## GIVEN EXERCISE
Make an exact transcription of the material, leaving out all images.

## INPUT ROWS

----

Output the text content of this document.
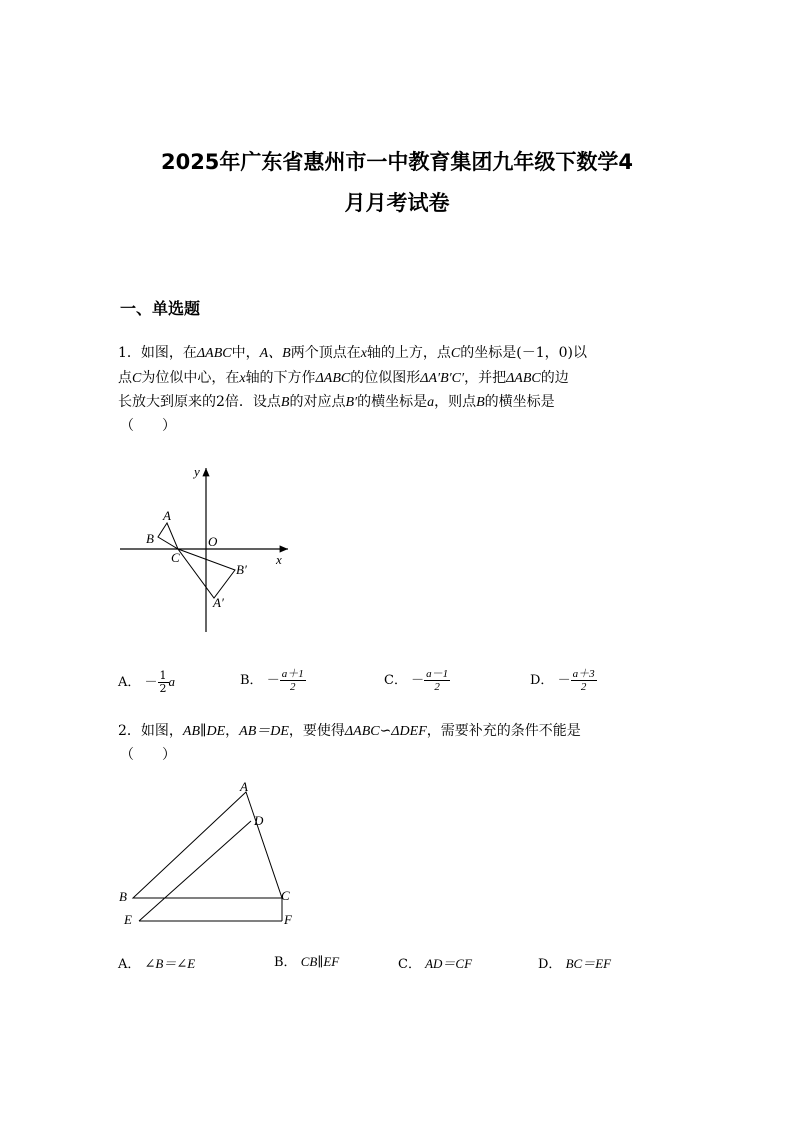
2025年广东省惠州市一中教育集团九年级下数学4
月月考试卷
一、单选题
1．如图，在ΔABC中，A、B两个顶点在x轴的上方，点C的坐标是(－1，0)以
点C为位似中心，在x轴的下方作ΔABC的位似图形ΔA′B′C′，并把ΔABC的边
长放大到原来的2倍．设点B的对应点B′的横坐标是a，则点B的横坐标是
（　　）
y
x
O
A
B
C
B′
A′
A． － $\frac{1}{2}$ a	B． － $\frac{a+1}{2}$	C． － $\frac{a-1}{2}$	D． － $\frac{a+3}{2}$
2．如图，AB∥DE，AB＝DE，要使得ΔABC∽ΔDEF，需要补充的条件不能是
（　　）
A
D
B	C
E	F
A． ∠B＝∠E	B． CB∥EF	C． AD＝CF	D． BC＝EF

----

## WRITTEN ANSWER
Output the text content of this document.
2025年广东省惠州市一中教育集团九年级下数学4
月月考试卷
一、单选题
1．如图，在ΔABC中，A、B两个顶点在x轴的上方，点C的坐标是(－1，0)以
点C为位似中心，在x轴的下方作ΔABC的位似图形ΔA′B′C′，并把ΔABC的边
长放大到原来的2倍．设点B的对应点B′的横坐标是a，则点B的横坐标是
（　　）
y
x
O
A
B
C
B′
A′
A． － $\frac{1}{2}$ a	B． － $\frac{a+1}{2}$	C． － $\frac{a-1}{2}$	D． － $\frac{a+3}{2}$
2．如图，AB∥DE，AB＝DE，要使得ΔABC∽ΔDEF，需要补充的条件不能是
（　　）
A
D
B	C
E	F
A． ∠B＝∠E	B． CB∥EF	C． AD＝CF	D． BC＝EF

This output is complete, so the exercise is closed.